#### CONSIGNE
Résumez en deux phrases le texte consacré au pont de Remagen.

::: TEXTE

En 1945, le pont Ludendorff à Remagen demeure le dernier ouvrage d’art intact sur le Rhin. Les Américains projettent de s’en emparer, car c’est la voie la plus rapide pour que les troupes américaines arrivent à Berlin avant les russes…

Le film

[4/5]

Lorsque, chaque 6 juin, on fête l’anniversaire du débarquement allié en Normandie, on oublie trop souvent qu’à la date du 6 juin 1944, la 2ème guerre mondiale n’était pas encore terminée et que, jusqu’au 8 mai 1945, date de la capitulation de l’Allemagne, et même jusqu’au 2 septembre 1945, date de la capitulation du Japon, les combats se sont poursuivis et le nombre des victimes a continué de croitre. Même si, avec le recul, on peut penser que, dès la deuxième moitié de 1944, la défaite de l’Allemagne était inéluctable, il n’empêche qu’Hitler croyait toujours en la victoire et les forces armées germaniques continuaient de s’opposer à l’avancée des forces alliées dans le territoire allemand. Autre donnée, l’après guerre commençait à se dessiner et, bien qu’alliés, les américains et les soviétiques n’en avaient pas la même conception. Dans ce contexte, arriver les premiers à Berlin était un enjeu important ! Après la bataille des Ardennes, les troupes alliées étaient toujours contenues à l’ouest du Rhin. La traversée du fleuve était cruciale pour les américains et le pont Ludendorff, au niveau de la ville de Remagen, à quelques kilomètres en amont de Bonn, était le dernier pont intact permettant de le franchir. C’est l’histoire de ce qui s’est passé autour de ce pont, au début du mois de mars 1945, que raconte avec une certaine fidélité le film de John Guillermin.

::::::
::: DONNÉES FOURNIES

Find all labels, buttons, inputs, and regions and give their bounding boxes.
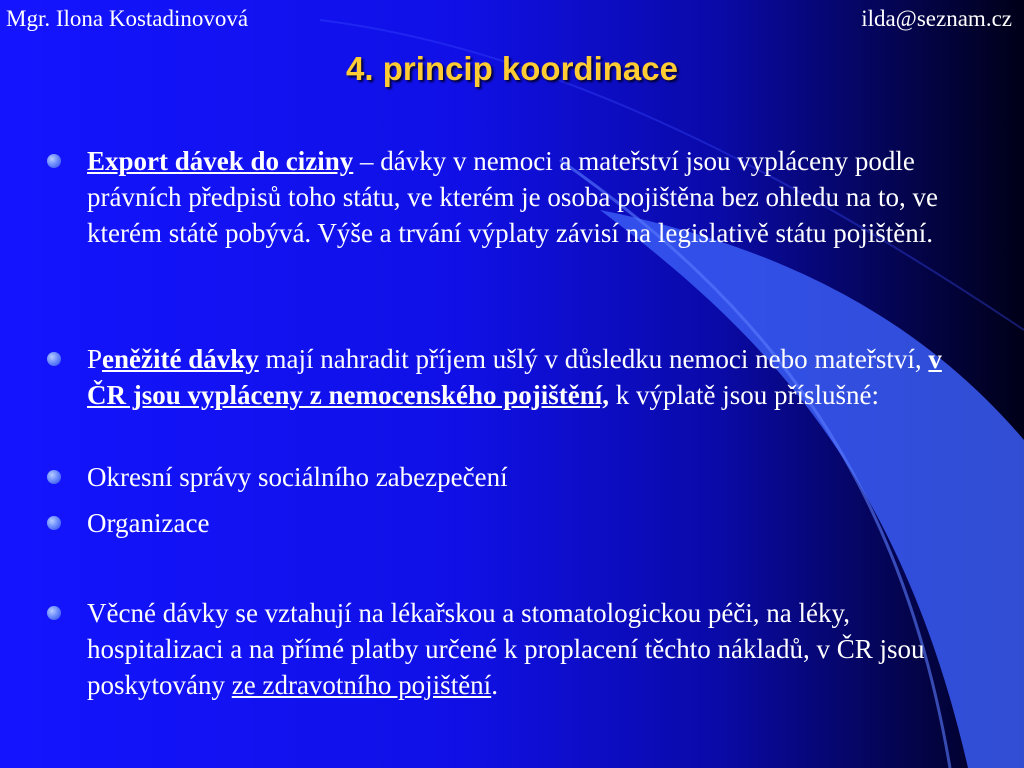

::::::

#### RÉPONSE ATTENDUE
Alors que les combats se poursuivaient après le débarquement de 1944 et qu'Hitler croyait toujours en la victoire, les Américains, encore contenus à l'ouest du Rhin après la bataille des Ardennes, devaient franchir le fleuve pour arriver à Berlin avant les Soviétiques. Le film de John Guillermin retrace avec une certaine fidélité ce qui s'est passé au début du mois de mars 1945 autour du pont Ludendorff à Remagen, dernier pont intact sur le Rhin.